Prompt: Copy out all lines that carry the word "EVAP".

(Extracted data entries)
==============================

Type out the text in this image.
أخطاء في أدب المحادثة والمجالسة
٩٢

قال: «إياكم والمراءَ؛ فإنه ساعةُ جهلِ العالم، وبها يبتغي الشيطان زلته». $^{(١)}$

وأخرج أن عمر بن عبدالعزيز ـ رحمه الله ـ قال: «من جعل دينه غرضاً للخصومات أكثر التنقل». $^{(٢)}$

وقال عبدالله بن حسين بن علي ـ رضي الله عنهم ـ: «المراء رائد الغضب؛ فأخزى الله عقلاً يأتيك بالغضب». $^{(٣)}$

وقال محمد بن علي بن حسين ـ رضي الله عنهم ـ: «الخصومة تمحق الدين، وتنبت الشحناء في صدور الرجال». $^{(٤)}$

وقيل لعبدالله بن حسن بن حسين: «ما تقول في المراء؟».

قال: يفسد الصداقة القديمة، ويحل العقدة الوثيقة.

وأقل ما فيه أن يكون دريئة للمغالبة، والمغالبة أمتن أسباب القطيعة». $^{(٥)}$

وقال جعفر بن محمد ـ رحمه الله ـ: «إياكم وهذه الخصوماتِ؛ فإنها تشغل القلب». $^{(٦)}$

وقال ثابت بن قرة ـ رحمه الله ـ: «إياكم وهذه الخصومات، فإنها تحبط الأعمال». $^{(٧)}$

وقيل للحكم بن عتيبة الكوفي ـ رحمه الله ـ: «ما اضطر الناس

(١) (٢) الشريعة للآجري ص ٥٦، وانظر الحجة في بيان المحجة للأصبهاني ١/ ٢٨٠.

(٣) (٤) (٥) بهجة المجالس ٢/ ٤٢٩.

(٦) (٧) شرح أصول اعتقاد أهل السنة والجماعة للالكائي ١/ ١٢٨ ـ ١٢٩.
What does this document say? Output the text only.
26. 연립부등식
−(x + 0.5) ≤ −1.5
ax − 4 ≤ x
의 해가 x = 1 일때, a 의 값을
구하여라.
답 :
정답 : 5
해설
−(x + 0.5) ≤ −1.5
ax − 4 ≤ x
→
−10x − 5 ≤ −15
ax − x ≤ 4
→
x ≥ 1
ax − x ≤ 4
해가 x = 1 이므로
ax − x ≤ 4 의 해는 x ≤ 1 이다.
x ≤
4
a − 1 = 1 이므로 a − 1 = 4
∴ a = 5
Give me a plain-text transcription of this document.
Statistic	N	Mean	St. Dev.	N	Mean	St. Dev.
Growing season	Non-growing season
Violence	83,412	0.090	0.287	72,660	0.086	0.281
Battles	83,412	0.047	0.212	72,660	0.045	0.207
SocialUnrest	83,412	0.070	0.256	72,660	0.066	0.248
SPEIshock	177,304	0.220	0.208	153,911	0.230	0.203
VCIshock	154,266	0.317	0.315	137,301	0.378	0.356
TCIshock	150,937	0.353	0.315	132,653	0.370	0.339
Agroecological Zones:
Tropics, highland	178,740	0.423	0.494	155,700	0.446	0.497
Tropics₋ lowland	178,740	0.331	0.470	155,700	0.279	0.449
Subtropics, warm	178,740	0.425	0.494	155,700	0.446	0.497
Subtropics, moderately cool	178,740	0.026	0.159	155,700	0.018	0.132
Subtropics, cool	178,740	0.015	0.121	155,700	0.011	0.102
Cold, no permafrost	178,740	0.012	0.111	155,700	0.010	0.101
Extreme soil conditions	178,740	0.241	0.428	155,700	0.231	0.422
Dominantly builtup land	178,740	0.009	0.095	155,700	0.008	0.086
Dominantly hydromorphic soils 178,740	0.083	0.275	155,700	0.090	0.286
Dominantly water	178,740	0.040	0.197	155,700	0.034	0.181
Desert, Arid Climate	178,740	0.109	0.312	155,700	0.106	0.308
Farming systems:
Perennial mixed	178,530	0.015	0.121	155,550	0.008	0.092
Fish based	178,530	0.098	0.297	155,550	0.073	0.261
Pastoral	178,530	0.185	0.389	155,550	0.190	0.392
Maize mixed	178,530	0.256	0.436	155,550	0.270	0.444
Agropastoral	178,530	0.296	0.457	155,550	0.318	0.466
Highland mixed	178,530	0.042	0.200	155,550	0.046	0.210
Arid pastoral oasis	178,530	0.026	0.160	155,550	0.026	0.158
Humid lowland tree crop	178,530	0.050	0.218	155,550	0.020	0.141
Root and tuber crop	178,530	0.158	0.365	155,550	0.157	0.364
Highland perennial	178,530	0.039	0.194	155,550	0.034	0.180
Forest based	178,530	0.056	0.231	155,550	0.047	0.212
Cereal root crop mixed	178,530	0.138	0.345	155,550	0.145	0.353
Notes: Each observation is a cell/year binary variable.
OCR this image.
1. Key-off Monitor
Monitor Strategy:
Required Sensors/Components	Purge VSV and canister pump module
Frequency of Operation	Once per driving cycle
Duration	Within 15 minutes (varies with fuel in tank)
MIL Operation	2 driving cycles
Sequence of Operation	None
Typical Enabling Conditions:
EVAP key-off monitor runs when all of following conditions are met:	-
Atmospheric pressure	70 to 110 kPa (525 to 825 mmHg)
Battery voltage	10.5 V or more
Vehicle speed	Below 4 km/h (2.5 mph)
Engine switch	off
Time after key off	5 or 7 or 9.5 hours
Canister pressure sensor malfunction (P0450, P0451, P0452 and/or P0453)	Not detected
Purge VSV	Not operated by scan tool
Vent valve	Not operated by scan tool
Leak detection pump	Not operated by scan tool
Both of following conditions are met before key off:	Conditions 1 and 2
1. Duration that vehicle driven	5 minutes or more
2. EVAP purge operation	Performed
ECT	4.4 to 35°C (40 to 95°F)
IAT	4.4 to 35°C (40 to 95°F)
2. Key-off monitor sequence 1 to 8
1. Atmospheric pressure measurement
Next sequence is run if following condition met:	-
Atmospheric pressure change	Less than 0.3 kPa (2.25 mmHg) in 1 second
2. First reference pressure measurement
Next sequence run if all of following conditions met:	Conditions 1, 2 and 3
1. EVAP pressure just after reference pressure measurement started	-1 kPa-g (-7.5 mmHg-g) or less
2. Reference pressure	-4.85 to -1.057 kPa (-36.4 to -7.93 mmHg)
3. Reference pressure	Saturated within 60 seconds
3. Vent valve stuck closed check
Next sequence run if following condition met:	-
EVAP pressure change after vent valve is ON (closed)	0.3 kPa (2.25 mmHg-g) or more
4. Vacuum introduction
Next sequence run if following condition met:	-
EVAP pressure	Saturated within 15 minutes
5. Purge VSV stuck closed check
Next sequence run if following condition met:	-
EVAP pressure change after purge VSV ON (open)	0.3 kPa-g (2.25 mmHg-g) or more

==============================

Answer below:
EVAP key-off monitor runs when all of following conditions are met:	-
2. EVAP purge operation	Performed
1. EVAP pressure just after reference pressure measurement started	-1 kPa-g (-7.5 mmHg-g) or less
EVAP pressure change after vent valve is ON (closed)	0.3 kPa (2.25 mmHg-g) or more
EVAP pressure	Saturated within 15 minutes
EVAP pressure change after purge VSV ON (open)	0.3 kPa-g (2.25 mmHg-g) or more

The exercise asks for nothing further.